### Exercise input:
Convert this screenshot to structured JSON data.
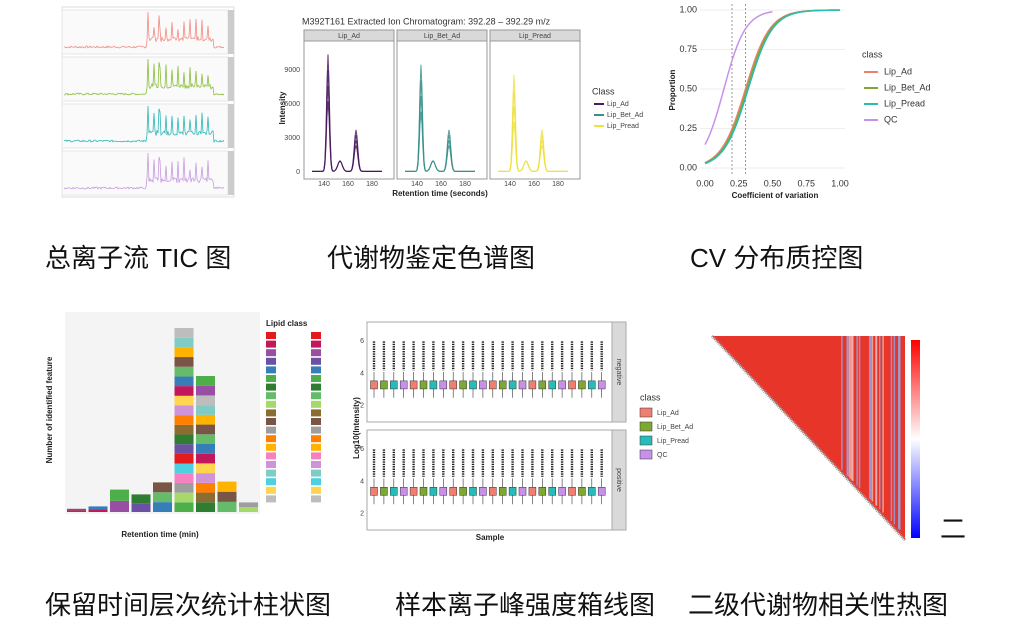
{
  "panels": [
    {
      "caption": "总离子流 TIC 图"
    },
    {
      "caption": "代谢物鉴定色谱图",
      "title": "M392T161 Extracted Ion Chromatogram: 392.28 – 392.29 m/z",
      "facets": [
        "Lip_Ad",
        "Lip_Bet_Ad",
        "Lip_Pread"
      ],
      "y_label": "Intensity",
      "x_label": "Retention time (seconds)",
      "yticks": [
        "0",
        "3000",
        "6000",
        "9000"
      ],
      "xticks": [
        "140",
        "160",
        "180"
      ],
      "legend_title": "Class",
      "legend": [
        "Lip_Ad",
        "Lip_Bet_Ad",
        "Lip_Pread"
      ]
    },
    {
      "caption": "CV 分布质控图",
      "y_label": "Proportion",
      "x_label": "Coefficient of variation",
      "yticks": [
        "0.00",
        "0.25",
        "0.50",
        "0.75",
        "1.00"
      ],
      "xticks": [
        "0.00",
        "0.25",
        "0.50",
        "0.75",
        "1.00"
      ],
      "legend_title": "class",
      "legend": [
        "Lip_Ad",
        "Lip_Bet_Ad",
        "Lip_Pread",
        "QC"
      ]
    },
    {
      "caption": "保留时间层次统计柱状图",
      "y_label": "Number of identified feature",
      "x_label": "Retention time (min)",
      "legend_title": "Lipid class"
    },
    {
      "caption": "样本离子峰强度箱线图",
      "y_label": "Log10(Intensity)",
      "x_label": "Sample",
      "facets": [
        "negative",
        "positive"
      ],
      "yticks": [
        "2",
        "4",
        "6"
      ],
      "legend_title": "class",
      "legend": [
        "Lip_Ad",
        "Lip_Bet_Ad",
        "Lip_Pread",
        "QC"
      ]
    },
    {
      "caption": "二级代谢物相关性热图"
    }
  ],
  "side_mark": "二"
}
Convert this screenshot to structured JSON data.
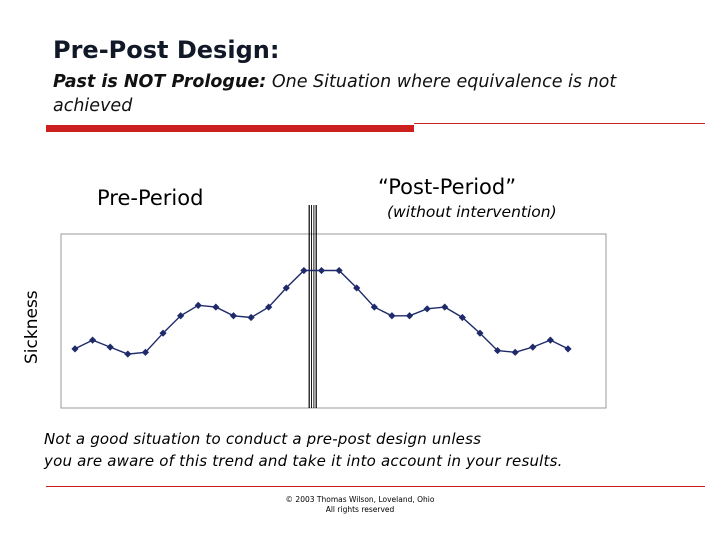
{
  "title": "Pre-Post Design:",
  "subtitle": {
    "bold": "Past is NOT Prologue:",
    "rest": " One Situation where equivalence is not achieved"
  },
  "labels": {
    "pre": "Pre-Period",
    "post": "“Post-Period”",
    "post_sub": "(without intervention)"
  },
  "note": {
    "line1": "Not a good situation to conduct a pre-post design unless",
    "line2": "you are aware of this trend and take it into account in your results."
  },
  "copyright": {
    "line1": "© 2003 Thomas Wilson, Loveland, Ohio",
    "line2": "All rights reserved"
  },
  "colors": {
    "accent": "#cc1f1f",
    "series": "#1f2a6b"
  },
  "chart_data": {
    "type": "line",
    "title": "",
    "xlabel": "",
    "ylabel": "Sickness",
    "grid": false,
    "legend": "none",
    "divider_after_index": 14,
    "ylim": [
      0,
      10
    ],
    "x": [
      1,
      2,
      3,
      4,
      5,
      6,
      7,
      8,
      9,
      10,
      11,
      12,
      13,
      14,
      15,
      16,
      17,
      18,
      19,
      20,
      21,
      22,
      23,
      24,
      25,
      26,
      27,
      28,
      29
    ],
    "series": [
      {
        "values": [
          3.4,
          3.9,
          3.5,
          3.1,
          3.2,
          4.3,
          5.3,
          5.9,
          5.8,
          5.3,
          5.2,
          5.8,
          6.9,
          7.9,
          7.9,
          7.9,
          6.9,
          5.8,
          5.3,
          5.3,
          5.7,
          5.8,
          5.2,
          4.3,
          3.3,
          3.2,
          3.5,
          3.9,
          3.4
        ]
      }
    ]
  }
}
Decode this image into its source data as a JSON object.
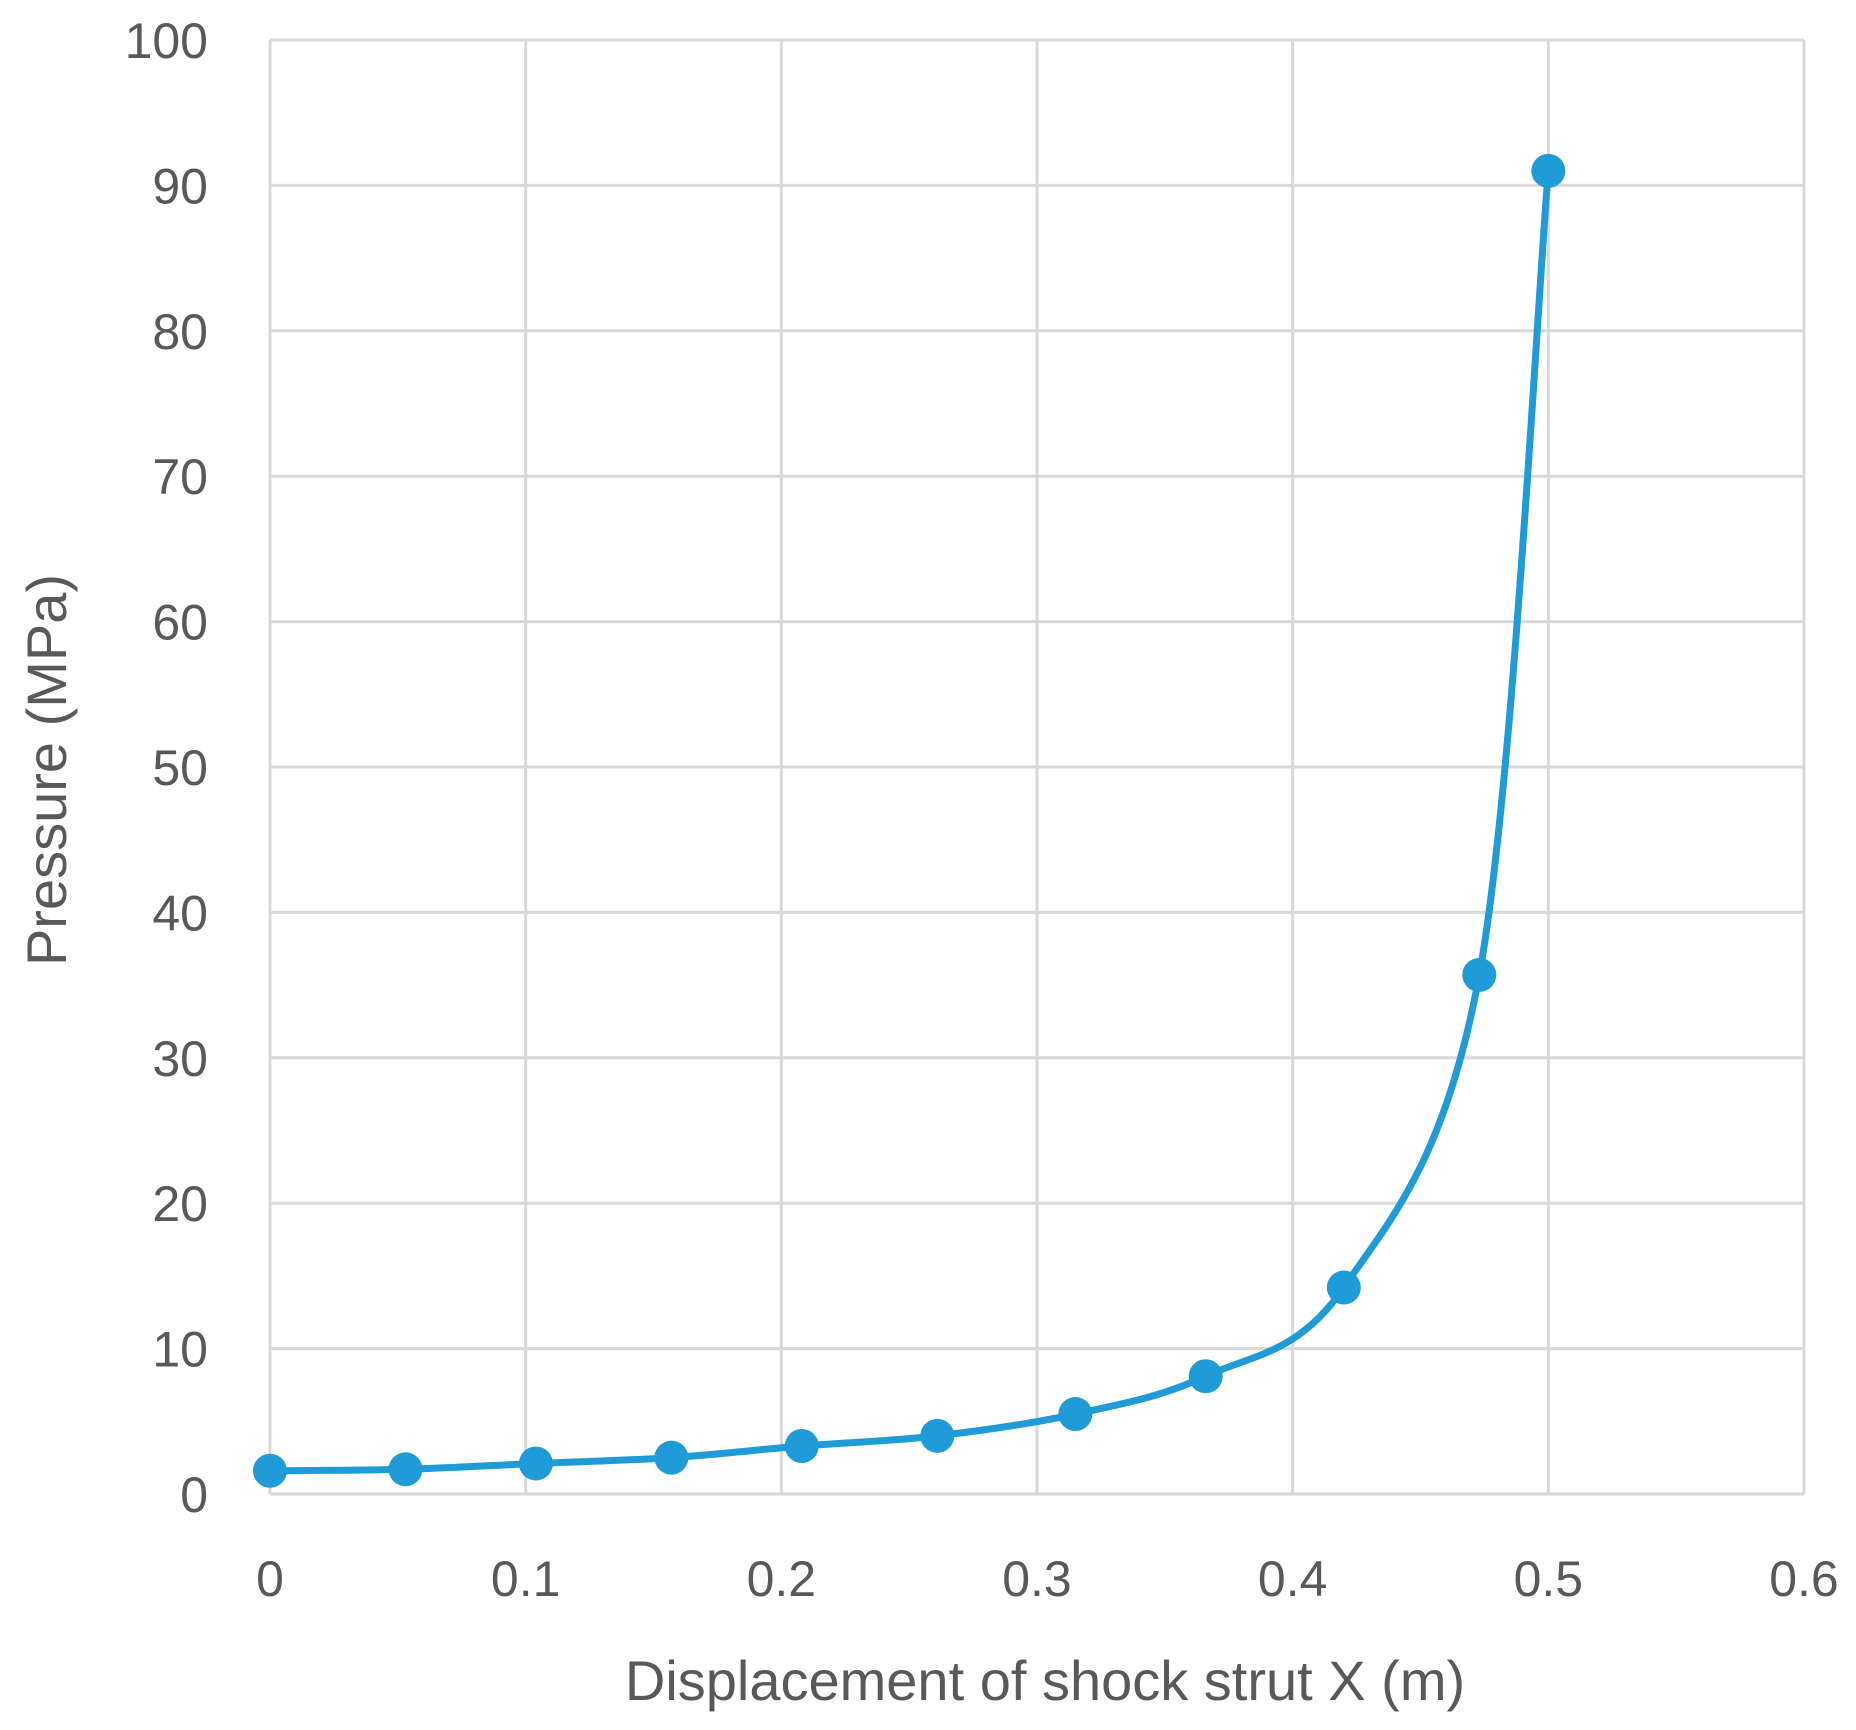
{
  "chart_data": {
    "type": "scatter",
    "xlabel": "Displacement of shock strut X (m)",
    "ylabel": "Pressure (MPa)",
    "xlim": [
      0,
      0.6
    ],
    "ylim": [
      0,
      100
    ],
    "x_ticks": [
      "0",
      "0.1",
      "0.2",
      "0.3",
      "0.4",
      "0.5",
      "0.6"
    ],
    "y_ticks": [
      "0",
      "10",
      "20",
      "30",
      "40",
      "50",
      "60",
      "70",
      "80",
      "90",
      "100"
    ],
    "grid": true,
    "smooth_line": true,
    "series": [
      {
        "color": "#1f9bd7",
        "points": [
          {
            "x": 0.0,
            "y": 1.6
          },
          {
            "x": 0.053,
            "y": 1.7
          },
          {
            "x": 0.104,
            "y": 2.1
          },
          {
            "x": 0.157,
            "y": 2.5
          },
          {
            "x": 0.208,
            "y": 3.3
          },
          {
            "x": 0.261,
            "y": 4.0
          },
          {
            "x": 0.315,
            "y": 5.5
          },
          {
            "x": 0.366,
            "y": 8.1
          },
          {
            "x": 0.42,
            "y": 14.2
          },
          {
            "x": 0.473,
            "y": 35.7
          },
          {
            "x": 0.5,
            "y": 91.0
          }
        ]
      }
    ]
  }
}
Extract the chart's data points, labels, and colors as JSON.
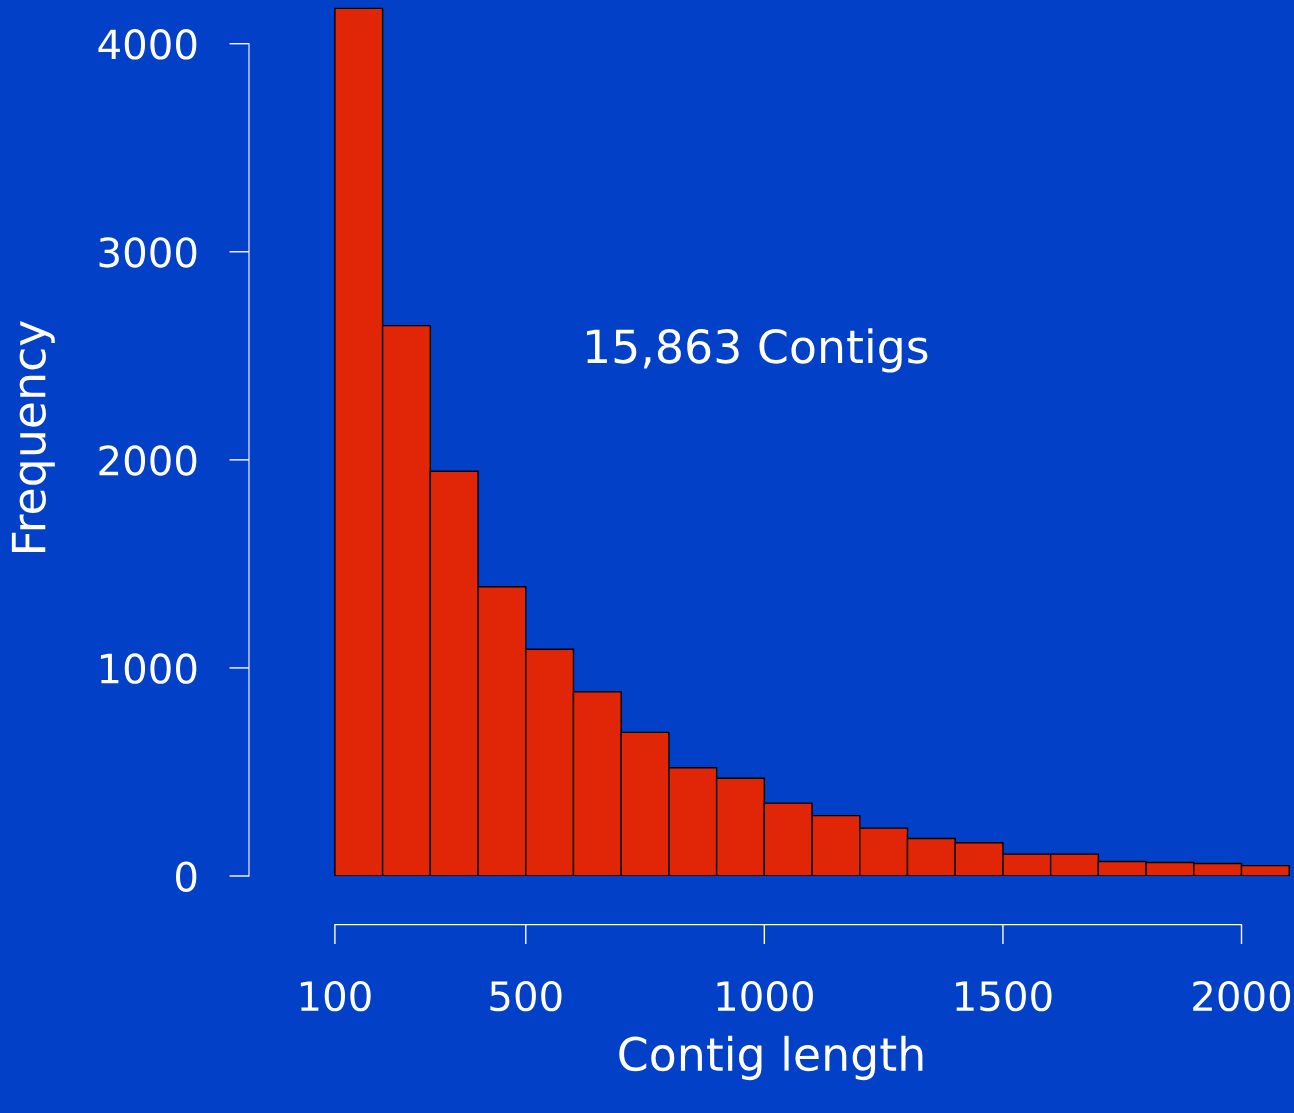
{
  "chart_data": {
    "type": "histogram",
    "xlabel": "Contig length",
    "ylabel": "Frequency",
    "bins": [
      100,
      200,
      300,
      400,
      500,
      600,
      700,
      800,
      900,
      1000,
      1100,
      1200,
      1300,
      1400,
      1500,
      1600,
      1700,
      1800,
      1900,
      2000,
      2100
    ],
    "values": [
      4170,
      2645,
      1945,
      1390,
      1090,
      885,
      690,
      520,
      470,
      350,
      290,
      230,
      180,
      160,
      105,
      105,
      70,
      65,
      60,
      50
    ],
    "color": "#e02606",
    "xlim": [
      -80,
      2110
    ],
    "ylim": [
      0,
      4210
    ],
    "xticks": [
      100,
      500,
      1000,
      1500,
      2000
    ],
    "yticks": [
      0,
      1000,
      2000,
      3000,
      4000
    ],
    "grid": false,
    "legend": false,
    "annotations": [
      "15,863 Contigs"
    ]
  }
}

### Task goal:
Each line in the data that holds the string "Retention" should be found and copied.

### Response to the exercise:
      "x_label": "Retention time (seconds)",
      "x_label": "Retention time (min)",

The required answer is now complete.